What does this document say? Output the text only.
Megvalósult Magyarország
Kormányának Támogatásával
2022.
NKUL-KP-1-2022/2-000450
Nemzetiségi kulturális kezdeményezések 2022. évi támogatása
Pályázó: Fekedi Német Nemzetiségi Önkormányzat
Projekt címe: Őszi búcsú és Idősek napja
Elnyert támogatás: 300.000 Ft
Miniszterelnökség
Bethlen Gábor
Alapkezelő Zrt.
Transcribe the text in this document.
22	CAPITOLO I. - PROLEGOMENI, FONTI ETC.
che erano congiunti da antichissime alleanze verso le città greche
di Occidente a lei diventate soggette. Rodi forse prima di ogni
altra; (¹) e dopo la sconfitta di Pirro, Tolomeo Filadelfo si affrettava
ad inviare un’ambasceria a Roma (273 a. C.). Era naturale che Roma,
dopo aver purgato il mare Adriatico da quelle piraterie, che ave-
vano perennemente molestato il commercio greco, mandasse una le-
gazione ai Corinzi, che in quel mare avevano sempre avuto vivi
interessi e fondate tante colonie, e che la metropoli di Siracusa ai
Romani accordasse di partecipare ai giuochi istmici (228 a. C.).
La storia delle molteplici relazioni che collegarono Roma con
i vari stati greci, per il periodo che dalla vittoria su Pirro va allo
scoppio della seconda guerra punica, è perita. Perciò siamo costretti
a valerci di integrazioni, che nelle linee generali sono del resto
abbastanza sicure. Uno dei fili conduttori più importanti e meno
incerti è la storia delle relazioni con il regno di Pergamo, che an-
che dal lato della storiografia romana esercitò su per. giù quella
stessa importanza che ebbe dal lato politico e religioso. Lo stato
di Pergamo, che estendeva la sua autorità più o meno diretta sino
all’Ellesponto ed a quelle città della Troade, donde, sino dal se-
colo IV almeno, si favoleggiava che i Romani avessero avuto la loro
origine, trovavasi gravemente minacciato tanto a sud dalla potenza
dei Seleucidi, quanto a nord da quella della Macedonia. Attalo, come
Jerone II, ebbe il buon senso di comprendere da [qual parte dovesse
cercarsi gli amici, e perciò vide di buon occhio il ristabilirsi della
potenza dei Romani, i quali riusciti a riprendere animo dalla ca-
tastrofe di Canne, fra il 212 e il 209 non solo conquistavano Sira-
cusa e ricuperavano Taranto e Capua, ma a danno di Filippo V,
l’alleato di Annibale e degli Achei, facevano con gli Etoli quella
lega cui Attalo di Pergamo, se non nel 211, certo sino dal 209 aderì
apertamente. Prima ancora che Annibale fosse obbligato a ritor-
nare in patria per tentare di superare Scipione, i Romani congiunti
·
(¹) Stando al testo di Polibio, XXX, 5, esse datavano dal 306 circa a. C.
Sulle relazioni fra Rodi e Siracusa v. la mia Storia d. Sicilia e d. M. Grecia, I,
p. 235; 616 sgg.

Instructions for the task:
Write the whole listing out again. Keep every line exactly as it is.

Expected output:
What does this document say? Output the text only.
Megvalósult Magyarország
Kormányának Támogatásával
2022.
NKUL-KP-1-2022/2-000450
Nemzetiségi kulturális kezdeményezések 2022. évi támogatása
Pályázó: Fekedi Német Nemzetiségi Önkormányzat
Projekt címe: Őszi búcsú és Idősek napja
Elnyert támogatás: 300.000 Ft
Miniszterelnökség
Bethlen Gábor
Alapkezelő Zrt.
Transcribe the text in this document.
22	CAPITOLO I. - PROLEGOMENI, FONTI ETC.
che erano congiunti da antichissime alleanze verso le città greche
di Occidente a lei diventate soggette. Rodi forse prima di ogni
altra; (¹) e dopo la sconfitta di Pirro, Tolomeo Filadelfo si affrettava
ad inviare un’ambasceria a Roma (273 a. C.). Era naturale che Roma,
dopo aver purgato il mare Adriatico da quelle piraterie, che ave-
vano perennemente molestato il commercio greco, mandasse una le-
gazione ai Corinzi, che in quel mare avevano sempre avuto vivi
interessi e fondate tante colonie, e che la metropoli di Siracusa ai
Romani accordasse di partecipare ai giuochi istmici (228 a. C.).
La storia delle molteplici relazioni che collegarono Roma con
i vari stati greci, per il periodo che dalla vittoria su Pirro va allo
scoppio della seconda guerra punica, è perita. Perciò siamo costretti
a valerci di integrazioni, che nelle linee generali sono del resto
abbastanza sicure. Uno dei fili conduttori più importanti e meno
incerti è la storia delle relazioni con il regno di Pergamo, che an-
che dal lato della storiografia romana esercitò su per. giù quella
stessa importanza che ebbe dal lato politico e religioso. Lo stato
di Pergamo, che estendeva la sua autorità più o meno diretta sino
all’Ellesponto ed a quelle città della Troade, donde, sino dal se-
colo IV almeno, si favoleggiava che i Romani avessero avuto la loro
origine, trovavasi gravemente minacciato tanto a sud dalla potenza
dei Seleucidi, quanto a nord da quella della Macedonia. Attalo, come
Jerone II, ebbe il buon senso di comprendere da [qual parte dovesse
cercarsi gli amici, e perciò vide di buon occhio il ristabilirsi della
potenza dei Romani, i quali riusciti a riprendere animo dalla ca-
tastrofe di Canne, fra il 212 e il 209 non solo conquistavano Sira-
cusa e ricuperavano Taranto e Capua, ma a danno di Filippo V,
l’alleato di Annibale e degli Achei, facevano con gli Etoli quella
lega cui Attalo di Pergamo, se non nel 211, certo sino dal 209 aderì
apertamente. Prima ancora che Annibale fosse obbligato a ritor-
nare in patria per tentare di superare Scipione, i Romani congiunti
·
(¹) Stando al testo di Polibio, XXX, 5, esse datavano dal 306 circa a. C.
Sulle relazioni fra Rodi e Siracusa v. la mia Storia d. Sicilia e d. M. Grecia, I,
p. 235; 616 sgg.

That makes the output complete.